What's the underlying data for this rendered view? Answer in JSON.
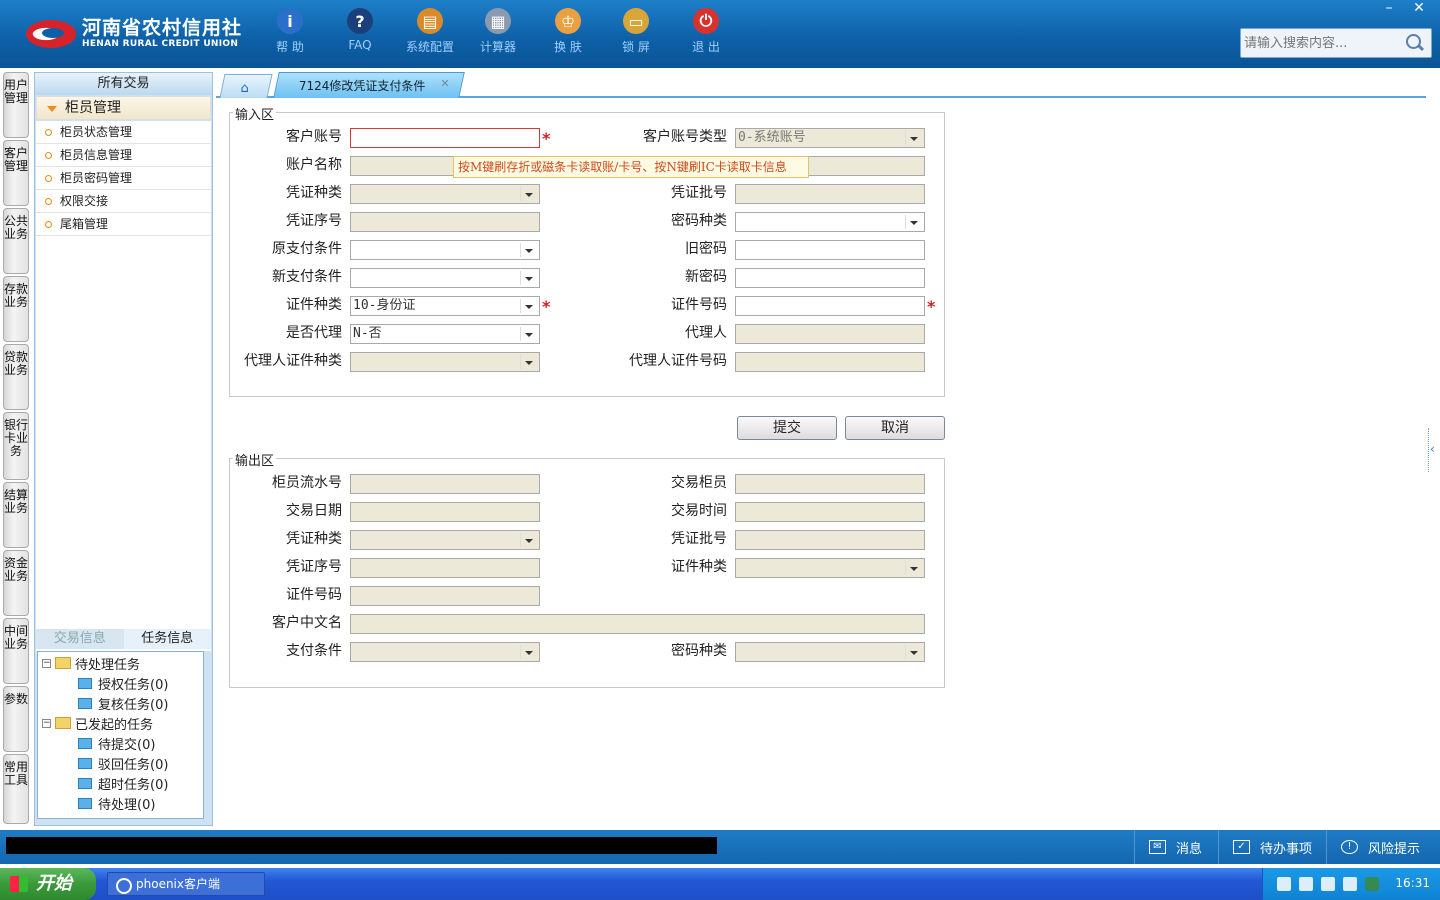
{
  "app": {
    "logo_cn": "河南省农村信用社",
    "logo_en": "HENAN RURAL CREDIT UNION",
    "window_buttons": [
      "–",
      "✕"
    ]
  },
  "toolbar": [
    {
      "label": "帮 助",
      "icon": "info-icon",
      "color": "#2a6fc9"
    },
    {
      "label": "FAQ",
      "icon": "question-icon",
      "color": "#1b3f7a"
    },
    {
      "label": "系统配置",
      "icon": "toolbox-icon",
      "color": "#d98a2a"
    },
    {
      "label": "计算器",
      "icon": "calculator-icon",
      "color": "#8a9bb0"
    },
    {
      "label": "换 肤",
      "icon": "tshirt-icon",
      "color": "#e8a040"
    },
    {
      "label": "锁 屏",
      "icon": "lock-icon",
      "color": "#d9a43a"
    },
    {
      "label": "退 出",
      "icon": "power-icon",
      "color": "#d8322c"
    }
  ],
  "search": {
    "placeholder": "请输入搜索内容..."
  },
  "vtabs": [
    "用户管理",
    "客户管理",
    "公共业务",
    "存款业务",
    "贷款业务",
    "银行卡业务",
    "结算业务",
    "资金业务",
    "中间业务",
    "参数",
    "常用工具"
  ],
  "sidenav": {
    "title": "所有交易",
    "section": "柜员管理",
    "items": [
      "柜员状态管理",
      "柜员信息管理",
      "柜员密码管理",
      "权限交接",
      "尾箱管理"
    ],
    "tabs": [
      "交易信息",
      "任务信息"
    ],
    "tree": [
      {
        "label": "待处理任务",
        "type": "folder"
      },
      {
        "label": "授权任务(0)",
        "type": "file"
      },
      {
        "label": "复核任务(0)",
        "type": "file"
      },
      {
        "label": "已发起的任务",
        "type": "folder"
      },
      {
        "label": "待提交(0)",
        "type": "file"
      },
      {
        "label": "驳回任务(0)",
        "type": "file"
      },
      {
        "label": "超时任务(0)",
        "type": "file"
      },
      {
        "label": "待处理(0)",
        "type": "file"
      }
    ]
  },
  "tabs": {
    "home_icon": "⌂",
    "active": "7124修改凭证支付条件",
    "close": "✕"
  },
  "input_area": {
    "title": "输入区",
    "labels": {
      "acct": "客户账号",
      "acct_type": "客户账号类型",
      "acct_name": "账户名称",
      "vtype": "凭证种类",
      "vbatch": "凭证批号",
      "vseq": "凭证序号",
      "pwd_type": "密码种类",
      "old_cond": "原支付条件",
      "old_pwd": "旧密码",
      "new_cond": "新支付条件",
      "new_pwd": "新密码",
      "id_type": "证件种类",
      "id_no": "证件号码",
      "is_agent": "是否代理",
      "agent": "代理人",
      "agent_id_type": "代理人证件种类",
      "agent_id_no": "代理人证件号码"
    },
    "values": {
      "acct_type": "0-系统账号",
      "id_type": "10-身份证",
      "is_agent": "N-否"
    },
    "tooltip": "按M键刷存折或磁条卡读取账/卡号、按N键刷IC卡读取卡信息",
    "required_mark": "*"
  },
  "buttons": {
    "submit": "提交",
    "cancel": "取消"
  },
  "output_area": {
    "title": "输出区",
    "labels": {
      "teller_seq": "柜员流水号",
      "teller": "交易柜员",
      "date": "交易日期",
      "time": "交易时间",
      "vtype": "凭证种类",
      "vbatch": "凭证批号",
      "vseq": "凭证序号",
      "id_type": "证件种类",
      "id_no": "证件号码",
      "cn_name": "客户中文名",
      "pay_cond": "支付条件",
      "pwd_type": "密码种类"
    }
  },
  "statusbar": {
    "msg": "消息",
    "todo": "待办事项",
    "risk": "风险提示"
  },
  "taskbar": {
    "start": "开始",
    "app": "phoenix客户端",
    "clock": "16:31"
  }
}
==========
* Goal: Copy each line of the listing in which the word "color" can be found.

* Result for this exercise:
      "color": "#2a6fc9"
      "color": "#1b3f7a"
      "color": "#d98a2a"
      "color": "#8a9bb0"
      "color": "#e8a040"
      "color": "#d9a43a"
      "color": "#d8322c"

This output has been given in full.